MATERIAL PROVIDED:
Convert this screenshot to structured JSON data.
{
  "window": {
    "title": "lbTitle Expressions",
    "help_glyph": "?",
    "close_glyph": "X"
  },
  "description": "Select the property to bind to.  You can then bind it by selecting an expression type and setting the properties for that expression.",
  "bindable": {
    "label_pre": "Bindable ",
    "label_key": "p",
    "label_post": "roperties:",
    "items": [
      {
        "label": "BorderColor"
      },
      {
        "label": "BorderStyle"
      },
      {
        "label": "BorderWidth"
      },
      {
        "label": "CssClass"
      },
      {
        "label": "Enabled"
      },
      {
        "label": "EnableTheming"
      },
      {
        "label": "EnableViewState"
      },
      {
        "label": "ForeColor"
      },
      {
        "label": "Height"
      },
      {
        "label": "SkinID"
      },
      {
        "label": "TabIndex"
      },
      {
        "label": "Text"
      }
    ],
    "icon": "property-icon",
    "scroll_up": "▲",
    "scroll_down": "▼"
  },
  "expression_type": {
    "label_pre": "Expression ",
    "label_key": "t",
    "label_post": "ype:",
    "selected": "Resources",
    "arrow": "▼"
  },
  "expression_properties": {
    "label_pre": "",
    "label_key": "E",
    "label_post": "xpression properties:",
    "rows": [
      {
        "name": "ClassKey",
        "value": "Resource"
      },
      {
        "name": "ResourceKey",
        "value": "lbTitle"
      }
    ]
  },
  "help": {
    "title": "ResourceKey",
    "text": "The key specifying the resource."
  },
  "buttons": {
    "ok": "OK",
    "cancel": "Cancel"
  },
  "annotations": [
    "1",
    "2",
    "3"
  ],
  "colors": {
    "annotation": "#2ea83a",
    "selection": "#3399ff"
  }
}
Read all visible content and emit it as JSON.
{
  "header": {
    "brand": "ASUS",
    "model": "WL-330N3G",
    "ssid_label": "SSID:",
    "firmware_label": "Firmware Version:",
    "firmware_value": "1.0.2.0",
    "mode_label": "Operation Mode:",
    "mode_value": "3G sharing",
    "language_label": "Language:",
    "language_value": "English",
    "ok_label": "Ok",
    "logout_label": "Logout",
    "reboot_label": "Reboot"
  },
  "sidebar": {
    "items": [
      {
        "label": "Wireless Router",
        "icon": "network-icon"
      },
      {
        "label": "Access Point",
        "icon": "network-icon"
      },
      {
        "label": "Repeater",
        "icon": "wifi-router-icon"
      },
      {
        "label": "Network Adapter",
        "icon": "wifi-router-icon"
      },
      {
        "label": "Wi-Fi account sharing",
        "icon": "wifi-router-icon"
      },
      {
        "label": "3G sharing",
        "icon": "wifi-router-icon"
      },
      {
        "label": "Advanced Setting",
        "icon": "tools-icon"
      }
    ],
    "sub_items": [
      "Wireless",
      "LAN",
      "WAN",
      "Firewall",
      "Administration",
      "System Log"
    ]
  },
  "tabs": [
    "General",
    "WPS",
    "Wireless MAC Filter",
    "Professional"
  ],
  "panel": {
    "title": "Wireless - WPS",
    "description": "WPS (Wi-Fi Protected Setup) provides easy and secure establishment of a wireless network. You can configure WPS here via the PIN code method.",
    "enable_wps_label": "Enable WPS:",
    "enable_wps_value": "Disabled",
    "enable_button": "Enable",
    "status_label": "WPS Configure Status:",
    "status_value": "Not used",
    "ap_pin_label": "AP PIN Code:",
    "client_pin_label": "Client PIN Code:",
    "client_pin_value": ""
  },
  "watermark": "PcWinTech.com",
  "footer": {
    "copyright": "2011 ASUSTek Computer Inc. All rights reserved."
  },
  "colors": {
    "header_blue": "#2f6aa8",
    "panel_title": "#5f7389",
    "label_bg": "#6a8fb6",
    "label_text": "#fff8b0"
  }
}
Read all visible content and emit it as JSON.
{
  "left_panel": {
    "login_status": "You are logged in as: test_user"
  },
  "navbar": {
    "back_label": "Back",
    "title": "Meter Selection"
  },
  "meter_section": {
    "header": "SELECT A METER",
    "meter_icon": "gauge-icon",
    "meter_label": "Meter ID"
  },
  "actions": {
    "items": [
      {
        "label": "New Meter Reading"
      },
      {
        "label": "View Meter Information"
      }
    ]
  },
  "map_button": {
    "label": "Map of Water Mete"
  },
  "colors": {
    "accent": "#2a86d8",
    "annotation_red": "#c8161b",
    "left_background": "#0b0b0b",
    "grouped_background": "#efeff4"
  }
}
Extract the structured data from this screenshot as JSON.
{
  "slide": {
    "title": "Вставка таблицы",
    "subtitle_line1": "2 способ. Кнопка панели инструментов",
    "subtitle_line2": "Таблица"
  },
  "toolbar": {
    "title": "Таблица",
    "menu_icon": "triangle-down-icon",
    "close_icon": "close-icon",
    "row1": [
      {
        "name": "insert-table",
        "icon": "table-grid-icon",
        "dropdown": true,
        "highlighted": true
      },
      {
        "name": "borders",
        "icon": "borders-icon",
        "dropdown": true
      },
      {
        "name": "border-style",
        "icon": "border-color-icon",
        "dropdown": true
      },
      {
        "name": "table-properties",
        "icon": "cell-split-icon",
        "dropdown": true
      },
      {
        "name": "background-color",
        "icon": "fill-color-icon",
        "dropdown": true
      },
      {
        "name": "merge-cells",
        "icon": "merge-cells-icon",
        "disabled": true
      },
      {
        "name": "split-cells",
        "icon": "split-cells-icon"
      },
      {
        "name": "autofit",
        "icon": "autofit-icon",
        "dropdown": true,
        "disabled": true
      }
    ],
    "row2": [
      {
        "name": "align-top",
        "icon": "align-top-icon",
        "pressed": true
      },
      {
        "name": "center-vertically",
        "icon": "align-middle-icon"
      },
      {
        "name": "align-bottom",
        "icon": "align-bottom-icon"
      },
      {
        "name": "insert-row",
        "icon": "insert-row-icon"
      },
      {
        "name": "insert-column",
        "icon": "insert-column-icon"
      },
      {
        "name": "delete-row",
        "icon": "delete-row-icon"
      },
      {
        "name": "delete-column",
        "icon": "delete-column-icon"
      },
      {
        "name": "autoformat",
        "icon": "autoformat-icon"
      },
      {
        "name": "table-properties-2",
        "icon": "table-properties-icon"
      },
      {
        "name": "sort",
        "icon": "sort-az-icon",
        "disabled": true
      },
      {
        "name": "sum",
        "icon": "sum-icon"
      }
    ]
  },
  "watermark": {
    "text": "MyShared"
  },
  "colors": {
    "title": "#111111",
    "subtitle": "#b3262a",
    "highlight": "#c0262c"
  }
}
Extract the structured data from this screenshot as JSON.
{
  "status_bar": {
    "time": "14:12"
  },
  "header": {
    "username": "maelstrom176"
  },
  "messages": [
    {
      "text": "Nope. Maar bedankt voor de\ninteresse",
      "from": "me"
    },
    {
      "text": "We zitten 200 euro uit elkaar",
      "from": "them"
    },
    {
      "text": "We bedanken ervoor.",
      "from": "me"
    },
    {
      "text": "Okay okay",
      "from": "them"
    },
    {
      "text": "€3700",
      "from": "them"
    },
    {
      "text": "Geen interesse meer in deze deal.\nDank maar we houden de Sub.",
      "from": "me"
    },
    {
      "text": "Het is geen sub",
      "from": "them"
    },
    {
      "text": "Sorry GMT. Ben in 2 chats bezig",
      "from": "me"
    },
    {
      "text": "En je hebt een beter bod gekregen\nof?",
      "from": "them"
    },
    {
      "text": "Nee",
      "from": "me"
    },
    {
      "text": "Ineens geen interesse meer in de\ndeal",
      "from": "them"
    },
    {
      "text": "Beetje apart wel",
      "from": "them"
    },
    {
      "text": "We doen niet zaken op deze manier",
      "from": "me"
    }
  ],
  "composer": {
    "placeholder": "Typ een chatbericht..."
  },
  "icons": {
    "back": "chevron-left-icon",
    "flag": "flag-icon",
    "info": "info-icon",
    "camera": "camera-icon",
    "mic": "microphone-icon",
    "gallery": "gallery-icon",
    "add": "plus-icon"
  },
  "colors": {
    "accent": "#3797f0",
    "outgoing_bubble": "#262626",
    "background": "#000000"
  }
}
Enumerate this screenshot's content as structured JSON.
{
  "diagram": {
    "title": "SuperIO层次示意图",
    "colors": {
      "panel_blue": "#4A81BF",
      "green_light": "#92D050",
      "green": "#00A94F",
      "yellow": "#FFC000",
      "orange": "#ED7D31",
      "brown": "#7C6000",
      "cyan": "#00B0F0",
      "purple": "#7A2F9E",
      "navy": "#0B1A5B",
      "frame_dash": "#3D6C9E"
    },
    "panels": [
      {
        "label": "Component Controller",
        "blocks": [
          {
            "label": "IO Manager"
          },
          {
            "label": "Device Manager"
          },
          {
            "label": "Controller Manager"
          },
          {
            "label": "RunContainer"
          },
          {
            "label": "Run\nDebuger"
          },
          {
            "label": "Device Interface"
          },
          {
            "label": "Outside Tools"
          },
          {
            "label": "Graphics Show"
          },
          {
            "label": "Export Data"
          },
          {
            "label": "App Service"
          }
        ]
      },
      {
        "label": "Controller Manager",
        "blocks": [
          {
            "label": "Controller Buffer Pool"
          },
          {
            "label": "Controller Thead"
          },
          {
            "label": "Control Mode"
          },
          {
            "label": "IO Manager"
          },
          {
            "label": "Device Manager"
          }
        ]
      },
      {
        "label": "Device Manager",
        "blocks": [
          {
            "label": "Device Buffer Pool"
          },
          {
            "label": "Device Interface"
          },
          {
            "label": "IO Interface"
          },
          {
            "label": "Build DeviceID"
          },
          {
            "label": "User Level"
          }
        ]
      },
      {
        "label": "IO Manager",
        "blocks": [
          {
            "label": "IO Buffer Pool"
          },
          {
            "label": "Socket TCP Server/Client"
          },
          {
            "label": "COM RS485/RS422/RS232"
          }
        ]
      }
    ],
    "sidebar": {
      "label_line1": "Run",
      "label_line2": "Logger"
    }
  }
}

GOAL: Extract from the data every line where "property" shows up.

EXERCISE RESPONSE:
  "description": "Select the property to bind to.  You can then bind it by selecting an expression type and setting the properties for that expression.",
    "icon": "property-icon",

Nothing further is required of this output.